- [PROBLEM]: Gather all lines in the entries below that include the word "ανεξαρτησία".

——

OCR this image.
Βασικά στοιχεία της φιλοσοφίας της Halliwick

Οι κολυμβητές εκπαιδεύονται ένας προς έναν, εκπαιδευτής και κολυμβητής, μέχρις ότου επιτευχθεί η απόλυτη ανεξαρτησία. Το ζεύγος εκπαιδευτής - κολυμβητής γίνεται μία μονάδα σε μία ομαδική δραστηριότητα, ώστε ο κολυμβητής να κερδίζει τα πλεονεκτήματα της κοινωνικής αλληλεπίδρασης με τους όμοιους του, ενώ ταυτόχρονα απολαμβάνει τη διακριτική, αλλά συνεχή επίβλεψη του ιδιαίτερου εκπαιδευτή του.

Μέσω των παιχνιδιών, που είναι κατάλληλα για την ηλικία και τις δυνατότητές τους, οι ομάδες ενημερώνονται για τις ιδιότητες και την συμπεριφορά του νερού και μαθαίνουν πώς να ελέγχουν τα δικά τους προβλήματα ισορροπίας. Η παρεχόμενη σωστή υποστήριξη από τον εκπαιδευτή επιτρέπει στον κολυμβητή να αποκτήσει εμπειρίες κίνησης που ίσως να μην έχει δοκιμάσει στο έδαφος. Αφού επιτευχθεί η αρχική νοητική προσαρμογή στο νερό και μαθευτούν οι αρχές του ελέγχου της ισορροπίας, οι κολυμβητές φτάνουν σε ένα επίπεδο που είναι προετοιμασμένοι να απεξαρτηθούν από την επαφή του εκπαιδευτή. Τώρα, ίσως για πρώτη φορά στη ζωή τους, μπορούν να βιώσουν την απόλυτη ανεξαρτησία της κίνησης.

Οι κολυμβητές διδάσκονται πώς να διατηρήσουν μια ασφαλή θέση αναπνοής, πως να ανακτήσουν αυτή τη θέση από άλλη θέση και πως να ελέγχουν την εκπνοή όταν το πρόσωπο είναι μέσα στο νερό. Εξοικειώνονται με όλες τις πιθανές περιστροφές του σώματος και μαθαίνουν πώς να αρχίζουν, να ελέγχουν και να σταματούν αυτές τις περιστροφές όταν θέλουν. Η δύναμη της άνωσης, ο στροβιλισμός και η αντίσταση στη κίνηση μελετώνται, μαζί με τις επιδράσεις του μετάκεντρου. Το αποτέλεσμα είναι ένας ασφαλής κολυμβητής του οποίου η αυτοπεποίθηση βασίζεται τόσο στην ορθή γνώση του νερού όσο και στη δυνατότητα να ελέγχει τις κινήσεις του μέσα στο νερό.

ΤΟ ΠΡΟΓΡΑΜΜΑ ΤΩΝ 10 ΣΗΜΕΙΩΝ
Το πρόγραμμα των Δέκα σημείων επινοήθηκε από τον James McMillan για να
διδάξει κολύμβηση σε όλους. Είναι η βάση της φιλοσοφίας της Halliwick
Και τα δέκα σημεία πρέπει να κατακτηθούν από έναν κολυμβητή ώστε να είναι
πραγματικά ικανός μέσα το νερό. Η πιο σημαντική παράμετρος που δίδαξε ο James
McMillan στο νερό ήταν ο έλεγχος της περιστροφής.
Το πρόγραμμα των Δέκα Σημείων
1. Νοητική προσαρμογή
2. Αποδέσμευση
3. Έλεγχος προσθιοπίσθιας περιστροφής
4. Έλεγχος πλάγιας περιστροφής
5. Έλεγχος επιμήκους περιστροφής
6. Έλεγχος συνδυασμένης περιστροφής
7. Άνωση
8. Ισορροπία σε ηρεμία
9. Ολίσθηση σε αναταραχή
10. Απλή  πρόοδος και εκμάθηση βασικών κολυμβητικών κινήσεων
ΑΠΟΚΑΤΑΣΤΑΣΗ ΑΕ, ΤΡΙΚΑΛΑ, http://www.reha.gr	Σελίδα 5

——

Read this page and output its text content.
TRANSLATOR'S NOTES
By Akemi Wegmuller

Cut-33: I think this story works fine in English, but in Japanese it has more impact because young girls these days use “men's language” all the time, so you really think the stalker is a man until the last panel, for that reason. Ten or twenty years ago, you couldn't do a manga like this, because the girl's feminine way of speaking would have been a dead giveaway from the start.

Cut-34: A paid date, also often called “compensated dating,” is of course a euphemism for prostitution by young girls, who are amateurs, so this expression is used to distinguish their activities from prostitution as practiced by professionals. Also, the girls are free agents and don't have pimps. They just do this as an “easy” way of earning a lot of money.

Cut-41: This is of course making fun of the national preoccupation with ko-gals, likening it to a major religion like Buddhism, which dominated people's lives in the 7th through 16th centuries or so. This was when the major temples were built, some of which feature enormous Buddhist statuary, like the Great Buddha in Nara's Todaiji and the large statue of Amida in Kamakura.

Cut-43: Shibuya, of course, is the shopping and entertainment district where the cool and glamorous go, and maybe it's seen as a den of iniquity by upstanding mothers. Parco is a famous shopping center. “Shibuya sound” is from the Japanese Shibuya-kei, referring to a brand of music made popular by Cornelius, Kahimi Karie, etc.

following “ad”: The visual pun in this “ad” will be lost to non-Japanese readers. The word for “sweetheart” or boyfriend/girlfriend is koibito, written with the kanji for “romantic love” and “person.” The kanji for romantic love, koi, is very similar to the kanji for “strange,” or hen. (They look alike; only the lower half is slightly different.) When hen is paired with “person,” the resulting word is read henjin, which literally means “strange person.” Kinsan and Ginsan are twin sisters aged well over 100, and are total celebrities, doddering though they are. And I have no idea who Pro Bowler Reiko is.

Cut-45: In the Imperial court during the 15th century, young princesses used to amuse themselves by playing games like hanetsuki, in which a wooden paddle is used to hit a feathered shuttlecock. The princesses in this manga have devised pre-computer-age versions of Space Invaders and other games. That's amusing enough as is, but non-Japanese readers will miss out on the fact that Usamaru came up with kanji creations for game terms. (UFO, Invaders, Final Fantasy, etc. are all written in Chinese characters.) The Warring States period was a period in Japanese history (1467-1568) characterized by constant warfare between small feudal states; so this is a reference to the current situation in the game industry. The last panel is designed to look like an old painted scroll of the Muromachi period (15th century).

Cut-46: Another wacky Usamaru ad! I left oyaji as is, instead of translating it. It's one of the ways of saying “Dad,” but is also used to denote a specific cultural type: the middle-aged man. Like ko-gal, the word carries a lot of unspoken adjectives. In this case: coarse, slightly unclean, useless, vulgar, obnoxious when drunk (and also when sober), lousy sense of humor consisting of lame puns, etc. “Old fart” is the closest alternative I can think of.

——

- [FINAL RESULT]:
Οι κολυμβητές εκπαιδεύονται ένας προς έναν, εκπαιδευτής και κολυμβητής, μέχρις ότου επιτευχθεί η απόλυτη ανεξαρτησία. Το ζεύγος εκπαιδευτής - κολυμβητής γίνεται μία μονάδα σε μία ομαδική δραστηριότητα, ώστε ο κολυμβητής να κερδίζει τα πλεονεκτήματα της κοινωνικής αλληλεπίδρασης με τους όμοιους του, ενώ ταυτόχρονα απολαμβάνει τη διακριτική, αλλά συνεχή επίβλεψη του ιδιαίτερου εκπαιδευτή του.
Μέσω των παιχνιδιών, που είναι κατάλληλα για την ηλικία και τις δυνατότητές τους, οι ομάδες ενημερώνονται για τις ιδιότητες και την συμπεριφορά του νερού και μαθαίνουν πώς να ελέγχουν τα δικά τους προβλήματα ισορροπίας. Η παρεχόμενη σωστή υποστήριξη από τον εκπαιδευτή επιτρέπει στον κολυμβητή να αποκτήσει εμπειρίες κίνησης που ίσως να μην έχει δοκιμάσει στο έδαφος. Αφού επιτευχθεί η αρχική νοητική προσαρμογή στο νερό και μαθευτούν οι αρχές του ελέγχου της ισορροπίας, οι κολυμβητές φτάνουν σε ένα επίπεδο που είναι προετοιμασμένοι να απεξαρτηθούν από την επαφή του εκπαιδευτή. Τώρα, ίσως για πρώτη φορά στη ζωή τους, μπορούν να βιώσουν την απόλυτη ανεξαρτησία της κίνησης.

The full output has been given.